■ **To be done**
Swap "Linearity (%)" for "Linear fit (%)" in the lines below, and write out all of the lines again with nothing else changed.

■ **Exercise materials**
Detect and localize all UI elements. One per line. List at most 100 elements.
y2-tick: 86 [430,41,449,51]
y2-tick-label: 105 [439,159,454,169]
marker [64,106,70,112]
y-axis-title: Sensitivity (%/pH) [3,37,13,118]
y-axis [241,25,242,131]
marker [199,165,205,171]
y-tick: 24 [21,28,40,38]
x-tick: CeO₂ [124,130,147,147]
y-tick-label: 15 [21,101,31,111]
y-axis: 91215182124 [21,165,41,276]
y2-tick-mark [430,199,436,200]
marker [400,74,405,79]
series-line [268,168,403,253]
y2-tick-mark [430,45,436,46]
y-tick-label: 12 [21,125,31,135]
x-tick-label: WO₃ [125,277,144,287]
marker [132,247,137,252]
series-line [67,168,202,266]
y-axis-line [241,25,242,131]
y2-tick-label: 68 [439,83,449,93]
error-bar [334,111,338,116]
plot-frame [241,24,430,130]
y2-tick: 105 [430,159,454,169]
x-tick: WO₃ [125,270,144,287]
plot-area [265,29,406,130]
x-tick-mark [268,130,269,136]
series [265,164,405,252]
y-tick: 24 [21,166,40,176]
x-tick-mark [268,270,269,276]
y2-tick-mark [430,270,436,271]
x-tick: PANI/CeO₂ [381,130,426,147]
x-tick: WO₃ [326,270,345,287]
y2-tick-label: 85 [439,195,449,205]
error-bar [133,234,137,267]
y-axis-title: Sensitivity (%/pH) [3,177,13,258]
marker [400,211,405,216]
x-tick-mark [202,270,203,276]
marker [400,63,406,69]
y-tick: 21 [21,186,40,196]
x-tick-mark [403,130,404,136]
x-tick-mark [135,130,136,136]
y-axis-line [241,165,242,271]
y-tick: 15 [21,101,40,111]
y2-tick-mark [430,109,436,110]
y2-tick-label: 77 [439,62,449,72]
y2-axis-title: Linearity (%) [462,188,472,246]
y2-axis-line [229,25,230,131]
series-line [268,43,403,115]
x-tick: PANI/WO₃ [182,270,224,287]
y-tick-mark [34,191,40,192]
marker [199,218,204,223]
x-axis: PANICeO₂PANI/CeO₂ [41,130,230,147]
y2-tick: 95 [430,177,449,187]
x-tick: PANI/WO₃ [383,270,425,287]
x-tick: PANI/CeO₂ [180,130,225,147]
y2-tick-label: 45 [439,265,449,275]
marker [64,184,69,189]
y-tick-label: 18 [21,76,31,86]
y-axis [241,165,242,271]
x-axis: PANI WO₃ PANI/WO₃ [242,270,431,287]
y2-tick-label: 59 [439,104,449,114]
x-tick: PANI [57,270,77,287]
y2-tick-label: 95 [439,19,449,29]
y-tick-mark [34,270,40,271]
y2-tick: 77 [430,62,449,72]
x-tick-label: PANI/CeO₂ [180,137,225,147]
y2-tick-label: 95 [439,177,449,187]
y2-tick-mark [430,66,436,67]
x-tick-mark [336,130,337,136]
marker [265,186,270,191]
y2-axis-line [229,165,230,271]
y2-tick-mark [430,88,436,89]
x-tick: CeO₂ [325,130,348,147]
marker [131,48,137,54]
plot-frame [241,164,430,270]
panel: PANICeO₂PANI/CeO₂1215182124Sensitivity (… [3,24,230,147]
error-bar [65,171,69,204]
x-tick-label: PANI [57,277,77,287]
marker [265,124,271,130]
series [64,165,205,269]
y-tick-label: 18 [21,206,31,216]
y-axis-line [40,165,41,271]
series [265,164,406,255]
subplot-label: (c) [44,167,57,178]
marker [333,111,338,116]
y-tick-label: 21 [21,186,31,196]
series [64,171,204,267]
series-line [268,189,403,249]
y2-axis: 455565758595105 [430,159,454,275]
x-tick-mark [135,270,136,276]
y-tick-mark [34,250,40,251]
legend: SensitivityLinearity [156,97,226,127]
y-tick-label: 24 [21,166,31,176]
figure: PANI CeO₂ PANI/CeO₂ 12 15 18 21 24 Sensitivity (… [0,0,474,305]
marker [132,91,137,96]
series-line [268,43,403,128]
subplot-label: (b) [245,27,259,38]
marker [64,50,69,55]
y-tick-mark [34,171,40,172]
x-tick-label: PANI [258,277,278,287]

■ **Finished exercise**
Detect and localize all UI elements. One per line. List at most 100 elements.
y2-tick: 86 [430,41,449,51]
y2-tick-label: 105 [439,159,454,169]
marker [64,106,70,112]
y-axis-title: Sensitivity (%/pH) [3,37,13,118]
y-axis [241,25,242,131]
marker [199,165,205,171]
y-tick: 24 [21,28,40,38]
x-tick: CeO₂ [124,130,147,147]
y-tick-label: 15 [21,101,31,111]
y-axis: 91215182124 [21,165,41,276]
y2-tick-mark [430,199,436,200]
marker [400,74,405,79]
series-line [268,168,403,253]
y2-tick-mark [430,45,436,46]
y-tick-label: 12 [21,125,31,135]
x-tick-label: WO₃ [125,277,144,287]
marker [132,247,137,252]
series-line [67,168,202,266]
y-axis-line [241,25,242,131]
y2-tick-label: 68 [439,83,449,93]
error-bar [334,111,338,116]
plot-frame [241,24,430,130]
y2-tick: 105 [430,159,454,169]
x-tick: WO₃ [125,270,144,287]
plot-area [265,29,406,130]
x-tick-mark [268,130,269,136]
series [265,164,405,252]
y-tick: 24 [21,166,40,176]
x-tick-mark [268,270,269,276]
y2-tick-mark [430,270,436,271]
x-tick: PANI/CeO₂ [381,130,426,147]
x-tick: WO₃ [326,270,345,287]
y2-tick-label: 85 [439,195,449,205]
error-bar [133,234,137,267]
y-axis-title: Sensitivity (%/pH) [3,177,13,258]
marker [400,211,405,216]
x-tick-mark [202,270,203,276]
marker [400,63,406,69]
y-tick: 21 [21,186,40,196]
x-tick-mark [403,130,404,136]
x-tick-mark [135,130,136,136]
y-axis-line [241,165,242,271]
y-tick: 15 [21,101,40,111]
y2-tick-mark [430,109,436,110]
y2-tick-label: 77 [439,62,449,72]
y2-axis-title: Linear fit (%) [462,188,472,246]
y2-axis-line [229,25,230,131]
series-line [268,43,403,115]
x-tick: PANI/WO₃ [182,270,224,287]
y-tick-mark [34,191,40,192]
marker [199,218,204,223]
x-axis: PANICeO₂PANI/CeO₂ [41,130,230,147]
y2-tick: 95 [430,177,449,187]
x-tick: PANI/WO₃ [383,270,425,287]
x-tick: PANI/CeO₂ [180,130,225,147]
y2-tick-label: 45 [439,265,449,275]
marker [64,184,69,189]
y-tick-label: 18 [21,76,31,86]
y-axis [241,165,242,271]
x-axis: PANI WO₃ PANI/WO₃ [242,270,431,287]
y2-tick-label: 59 [439,104,449,114]
x-tick: PANI [57,270,77,287]
y2-tick-label: 95 [439,19,449,29]
y-tick-mark [34,270,40,271]
y2-tick: 77 [430,62,449,72]
x-tick-label: PANI/CeO₂ [180,137,225,147]
y2-tick-label: 95 [439,177,449,187]
y2-tick-mark [430,66,436,67]
x-tick-mark [336,130,337,136]
marker [265,186,270,191]
y2-axis-line [229,165,230,271]
y2-tick-mark [430,88,436,89]
x-tick: CeO₂ [325,130,348,147]
marker [131,48,137,54]
plot-frame [241,164,430,270]
panel: PANICeO₂PANI/CeO₂1215182124Sensitivity (… [3,24,230,147]
error-bar [65,171,69,204]
x-tick-label: PANI [57,277,77,287]
marker [265,124,271,130]
series [64,165,205,269]
y-tick-label: 18 [21,206,31,216]
y-axis-line [40,165,41,271]
series [265,164,406,255]
subplot-label: (c) [44,167,57,178]
marker [333,111,338,116]
y-tick-label: 21 [21,186,31,196]
series [64,171,204,267]
series-line [268,189,403,249]
y2-axis: 455565758595105 [430,159,454,275]
x-tick-mark [135,270,136,276]
y-tick-mark [34,250,40,251]
legend: SensitivityLinearity [156,97,226,127]
y-tick-label: 24 [21,166,31,176]
figure: PANI CeO₂ PANI/CeO₂ 12 15 18 21 24 Sensitivity (… [0,0,474,305]
marker [132,91,137,96]
series-line [268,43,403,128]
subplot-label: (b) [245,27,259,38]
marker [64,50,69,55]
y-tick-mark [34,171,40,172]
x-tick-label: PANI [258,277,278,287]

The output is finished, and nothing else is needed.